(Extracted records)
++++++++++++++++++++

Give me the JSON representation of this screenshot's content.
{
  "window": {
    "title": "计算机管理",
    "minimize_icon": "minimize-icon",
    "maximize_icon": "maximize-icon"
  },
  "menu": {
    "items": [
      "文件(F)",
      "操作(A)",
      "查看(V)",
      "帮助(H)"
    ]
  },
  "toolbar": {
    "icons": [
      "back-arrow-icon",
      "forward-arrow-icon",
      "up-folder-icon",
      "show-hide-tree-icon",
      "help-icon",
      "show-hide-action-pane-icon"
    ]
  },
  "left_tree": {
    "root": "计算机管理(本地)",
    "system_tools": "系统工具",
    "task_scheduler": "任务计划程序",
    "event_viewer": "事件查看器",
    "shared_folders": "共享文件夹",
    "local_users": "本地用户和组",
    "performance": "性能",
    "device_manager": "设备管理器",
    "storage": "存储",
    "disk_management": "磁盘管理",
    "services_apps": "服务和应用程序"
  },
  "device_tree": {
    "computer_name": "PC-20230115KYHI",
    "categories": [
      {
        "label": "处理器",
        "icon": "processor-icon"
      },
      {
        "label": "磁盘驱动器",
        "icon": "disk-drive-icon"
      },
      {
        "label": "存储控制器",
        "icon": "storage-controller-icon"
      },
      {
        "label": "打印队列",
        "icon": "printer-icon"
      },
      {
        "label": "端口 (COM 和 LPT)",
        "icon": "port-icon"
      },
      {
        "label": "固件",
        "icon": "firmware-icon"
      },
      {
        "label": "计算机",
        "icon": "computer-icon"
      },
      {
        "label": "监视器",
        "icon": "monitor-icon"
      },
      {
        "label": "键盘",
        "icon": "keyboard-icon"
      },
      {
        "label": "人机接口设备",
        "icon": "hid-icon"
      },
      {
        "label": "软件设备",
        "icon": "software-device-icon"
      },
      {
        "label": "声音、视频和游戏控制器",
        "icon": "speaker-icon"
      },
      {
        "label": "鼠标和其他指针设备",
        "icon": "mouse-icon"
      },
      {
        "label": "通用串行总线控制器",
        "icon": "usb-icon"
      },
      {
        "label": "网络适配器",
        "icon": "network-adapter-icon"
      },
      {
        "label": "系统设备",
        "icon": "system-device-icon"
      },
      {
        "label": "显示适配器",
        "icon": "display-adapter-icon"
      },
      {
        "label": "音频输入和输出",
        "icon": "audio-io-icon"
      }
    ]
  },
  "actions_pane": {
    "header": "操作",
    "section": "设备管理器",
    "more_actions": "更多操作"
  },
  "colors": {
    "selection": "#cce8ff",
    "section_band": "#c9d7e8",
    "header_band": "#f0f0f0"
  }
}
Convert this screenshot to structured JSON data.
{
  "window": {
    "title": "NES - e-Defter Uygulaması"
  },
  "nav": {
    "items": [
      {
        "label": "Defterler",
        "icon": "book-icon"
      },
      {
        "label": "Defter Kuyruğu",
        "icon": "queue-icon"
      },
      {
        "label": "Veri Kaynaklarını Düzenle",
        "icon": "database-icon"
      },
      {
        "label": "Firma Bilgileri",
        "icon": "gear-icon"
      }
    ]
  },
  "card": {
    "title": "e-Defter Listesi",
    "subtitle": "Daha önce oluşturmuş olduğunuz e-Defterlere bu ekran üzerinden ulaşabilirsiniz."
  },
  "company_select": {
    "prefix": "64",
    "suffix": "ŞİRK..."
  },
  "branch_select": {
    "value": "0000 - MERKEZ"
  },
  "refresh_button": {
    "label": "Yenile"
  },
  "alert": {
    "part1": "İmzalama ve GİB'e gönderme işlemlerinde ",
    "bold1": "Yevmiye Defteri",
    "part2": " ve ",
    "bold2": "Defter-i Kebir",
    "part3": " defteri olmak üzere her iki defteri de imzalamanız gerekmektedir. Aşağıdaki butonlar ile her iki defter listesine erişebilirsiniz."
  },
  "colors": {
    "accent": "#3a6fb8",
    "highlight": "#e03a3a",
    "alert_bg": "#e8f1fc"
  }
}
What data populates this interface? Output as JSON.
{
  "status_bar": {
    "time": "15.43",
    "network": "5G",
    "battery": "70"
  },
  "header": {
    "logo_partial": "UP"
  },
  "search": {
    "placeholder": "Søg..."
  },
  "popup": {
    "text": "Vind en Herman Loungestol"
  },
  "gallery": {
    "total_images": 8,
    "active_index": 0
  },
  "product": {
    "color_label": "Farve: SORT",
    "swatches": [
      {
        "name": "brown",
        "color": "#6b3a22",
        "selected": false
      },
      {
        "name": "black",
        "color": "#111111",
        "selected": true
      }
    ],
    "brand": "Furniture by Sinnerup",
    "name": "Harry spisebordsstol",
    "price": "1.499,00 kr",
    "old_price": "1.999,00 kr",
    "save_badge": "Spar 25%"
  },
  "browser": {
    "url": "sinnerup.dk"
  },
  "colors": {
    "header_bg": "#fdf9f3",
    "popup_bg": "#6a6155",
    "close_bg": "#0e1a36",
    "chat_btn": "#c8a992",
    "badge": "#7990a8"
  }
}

++++++++++++++++++++

Filter the records, keeping only lines that contain "hide", and show those lines.

      "show-hide-tree-icon",
      "show-hide-action-pane-icon"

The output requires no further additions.